Make an exact copy of all the material below, apart from the pictures.

--*--

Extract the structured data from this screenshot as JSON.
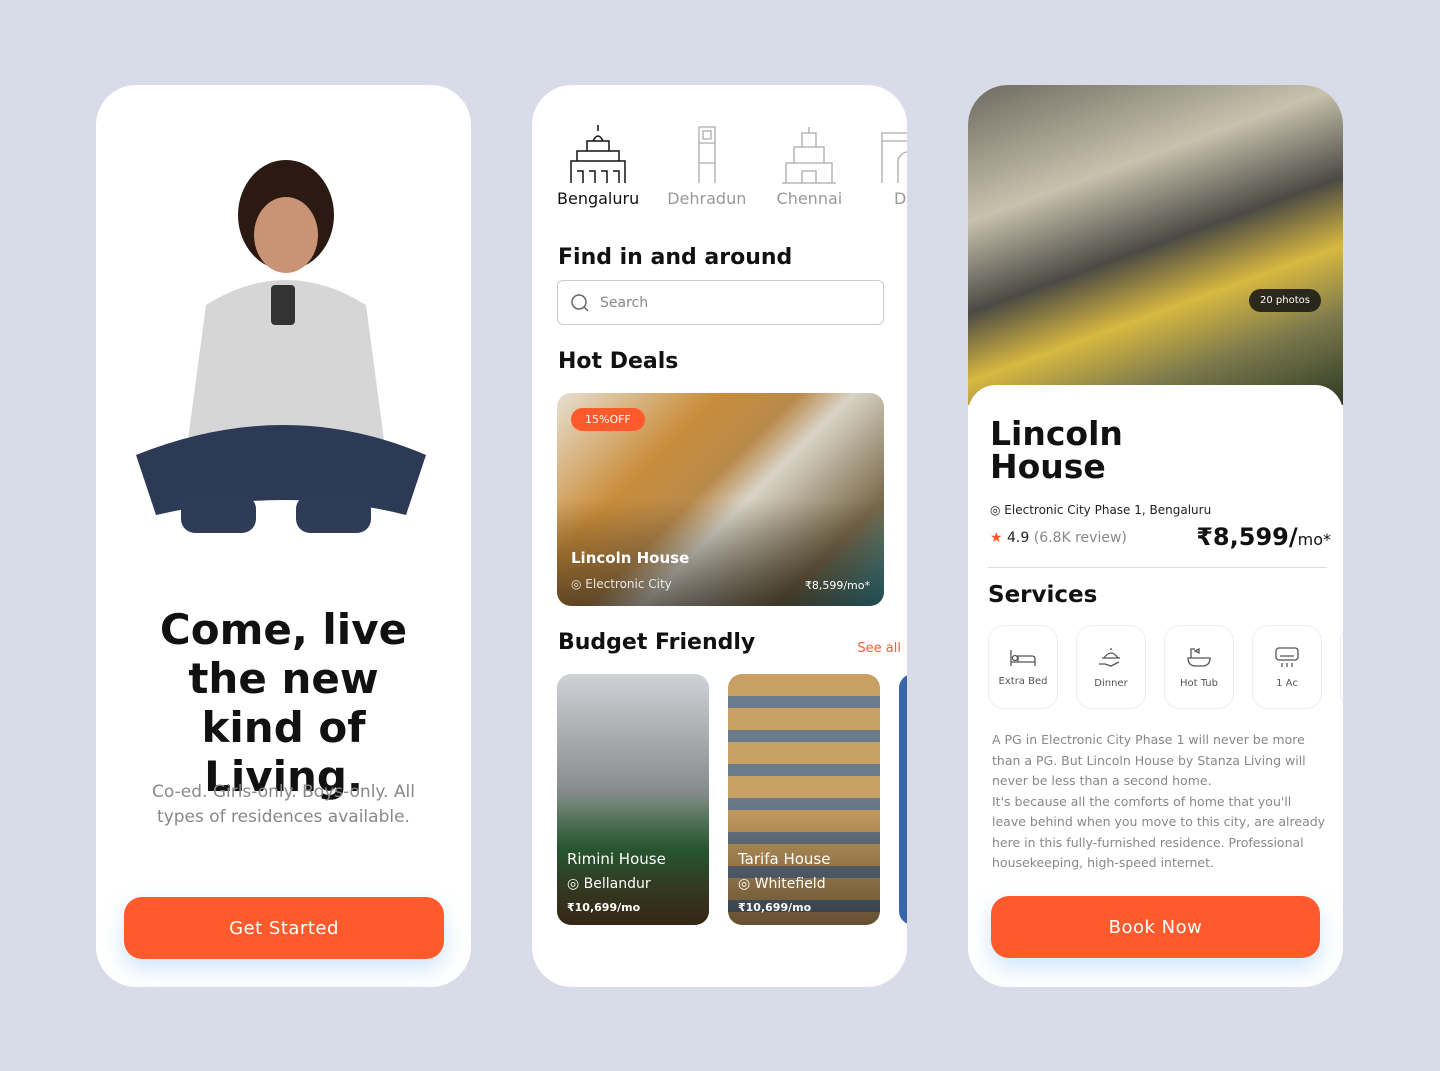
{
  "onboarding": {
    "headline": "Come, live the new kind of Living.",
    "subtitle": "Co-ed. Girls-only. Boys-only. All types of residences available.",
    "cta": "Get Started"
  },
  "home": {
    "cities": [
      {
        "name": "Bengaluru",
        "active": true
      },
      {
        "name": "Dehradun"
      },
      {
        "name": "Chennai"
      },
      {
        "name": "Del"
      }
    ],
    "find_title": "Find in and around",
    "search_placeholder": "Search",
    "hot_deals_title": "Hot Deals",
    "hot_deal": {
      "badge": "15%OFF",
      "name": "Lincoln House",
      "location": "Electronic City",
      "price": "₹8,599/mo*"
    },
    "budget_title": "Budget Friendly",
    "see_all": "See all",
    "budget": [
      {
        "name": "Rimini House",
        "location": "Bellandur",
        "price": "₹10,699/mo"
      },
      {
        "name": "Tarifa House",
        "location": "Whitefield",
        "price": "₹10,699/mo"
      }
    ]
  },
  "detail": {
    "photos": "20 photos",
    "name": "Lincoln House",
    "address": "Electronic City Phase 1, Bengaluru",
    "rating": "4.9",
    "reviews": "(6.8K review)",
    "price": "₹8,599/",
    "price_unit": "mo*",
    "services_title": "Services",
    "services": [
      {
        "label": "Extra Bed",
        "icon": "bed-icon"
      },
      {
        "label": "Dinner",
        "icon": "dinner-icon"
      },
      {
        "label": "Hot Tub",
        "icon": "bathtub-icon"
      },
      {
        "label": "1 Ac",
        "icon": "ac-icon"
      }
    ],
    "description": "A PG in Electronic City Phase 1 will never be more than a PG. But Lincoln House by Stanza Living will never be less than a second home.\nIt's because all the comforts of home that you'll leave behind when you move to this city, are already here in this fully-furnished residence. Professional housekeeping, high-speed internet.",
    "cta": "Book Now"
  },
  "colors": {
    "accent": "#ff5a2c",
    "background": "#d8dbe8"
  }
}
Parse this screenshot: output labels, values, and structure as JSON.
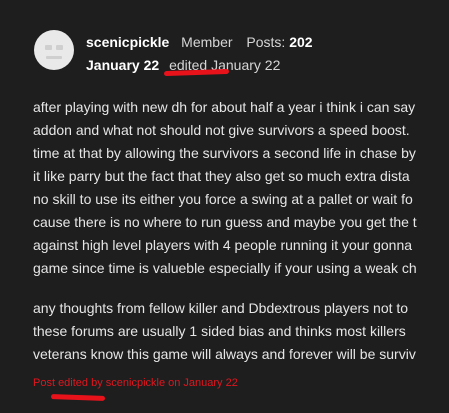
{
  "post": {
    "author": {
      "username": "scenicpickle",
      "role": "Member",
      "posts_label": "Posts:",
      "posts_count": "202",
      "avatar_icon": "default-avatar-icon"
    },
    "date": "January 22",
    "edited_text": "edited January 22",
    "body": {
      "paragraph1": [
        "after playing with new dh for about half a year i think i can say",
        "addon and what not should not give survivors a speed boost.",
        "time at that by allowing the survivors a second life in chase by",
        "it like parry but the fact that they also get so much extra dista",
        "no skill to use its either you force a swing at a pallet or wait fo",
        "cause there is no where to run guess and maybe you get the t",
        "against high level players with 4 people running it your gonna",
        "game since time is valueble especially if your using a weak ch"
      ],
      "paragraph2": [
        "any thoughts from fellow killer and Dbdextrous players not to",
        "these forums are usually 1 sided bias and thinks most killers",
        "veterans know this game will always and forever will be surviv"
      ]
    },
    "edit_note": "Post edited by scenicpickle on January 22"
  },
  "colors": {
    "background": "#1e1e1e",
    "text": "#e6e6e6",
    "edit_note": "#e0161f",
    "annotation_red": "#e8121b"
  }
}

--*--

COMPLETE ANSWER:
Extract the structured data from this screenshot as JSON.
{
  "onboarding": {
    "headline": "Come, live the new kind of Living.",
    "subtitle": "Co-ed. Girls-only. Boys-only. All types of residences available.",
    "cta": "Get Started"
  },
  "home": {
    "cities": [
      {
        "name": "Bengaluru",
        "active": true
      },
      {
        "name": "Dehradun"
      },
      {
        "name": "Chennai"
      },
      {
        "name": "Del"
      }
    ],
    "find_title": "Find in and around",
    "search_placeholder": "Search",
    "hot_deals_title": "Hot Deals",
    "hot_deal": {
      "badge": "15%OFF",
      "name": "Lincoln House",
      "location": "Electronic City",
      "price": "₹8,599/mo*"
    },
    "budget_title": "Budget Friendly",
    "see_all": "See all",
    "budget": [
      {
        "name": "Rimini House",
        "location": "Bellandur",
        "price": "₹10,699/mo"
      },
      {
        "name": "Tarifa House",
        "location": "Whitefield",
        "price": "₹10,699/mo"
      }
    ]
  },
  "detail": {
    "photos": "20 photos",
    "name": "Lincoln House",
    "address": "Electronic City Phase 1, Bengaluru",
    "rating": "4.9",
    "reviews": "(6.8K review)",
    "price": "₹8,599/",
    "price_unit": "mo*",
    "services_title": "Services",
    "services": [
      {
        "label": "Extra Bed",
        "icon": "bed-icon"
      },
      {
        "label": "Dinner",
        "icon": "dinner-icon"
      },
      {
        "label": "Hot Tub",
        "icon": "bathtub-icon"
      },
      {
        "label": "1 Ac",
        "icon": "ac-icon"
      }
    ],
    "description": "A PG in Electronic City Phase 1 will never be more than a PG. But Lincoln House by Stanza Living will never be less than a second home.\nIt's because all the comforts of home that you'll leave behind when you move to this city, are already here in this fully-furnished residence. Professional housekeeping, high-speed internet.",
    "cta": "Book Now"
  },
  "colors": {
    "accent": "#ff5a2c",
    "background": "#d8dbe8"
  }
}
Parse this screenshot: output labels, values, and structure as JSON.
{
  "post": {
    "author": {
      "username": "scenicpickle",
      "role": "Member",
      "posts_label": "Posts:",
      "posts_count": "202",
      "avatar_icon": "default-avatar-icon"
    },
    "date": "January 22",
    "edited_text": "edited January 22",
    "body": {
      "paragraph1": [
        "after playing with new dh for about half a year i think i can say",
        "addon and what not should not give survivors a speed boost.",
        "time at that by allowing the survivors a second life in chase by",
        "it like parry but the fact that they also get so much extra dista",
        "no skill to use its either you force a swing at a pallet or wait fo",
        "cause there is no where to run guess and maybe you get the t",
        "against high level players with 4 people running it your gonna",
        "game since time is valueble especially if your using a weak ch"
      ],
      "paragraph2": [
        "any thoughts from fellow killer and Dbdextrous players not to",
        "these forums are usually 1 sided bias and thinks most killers",
        "veterans know this game will always and forever will be surviv"
      ]
    },
    "edit_note": "Post edited by scenicpickle on January 22"
  },
  "colors": {
    "background": "#1e1e1e",
    "text": "#e6e6e6",
    "edit_note": "#e0161f",
    "annotation_red": "#e8121b"
  }
}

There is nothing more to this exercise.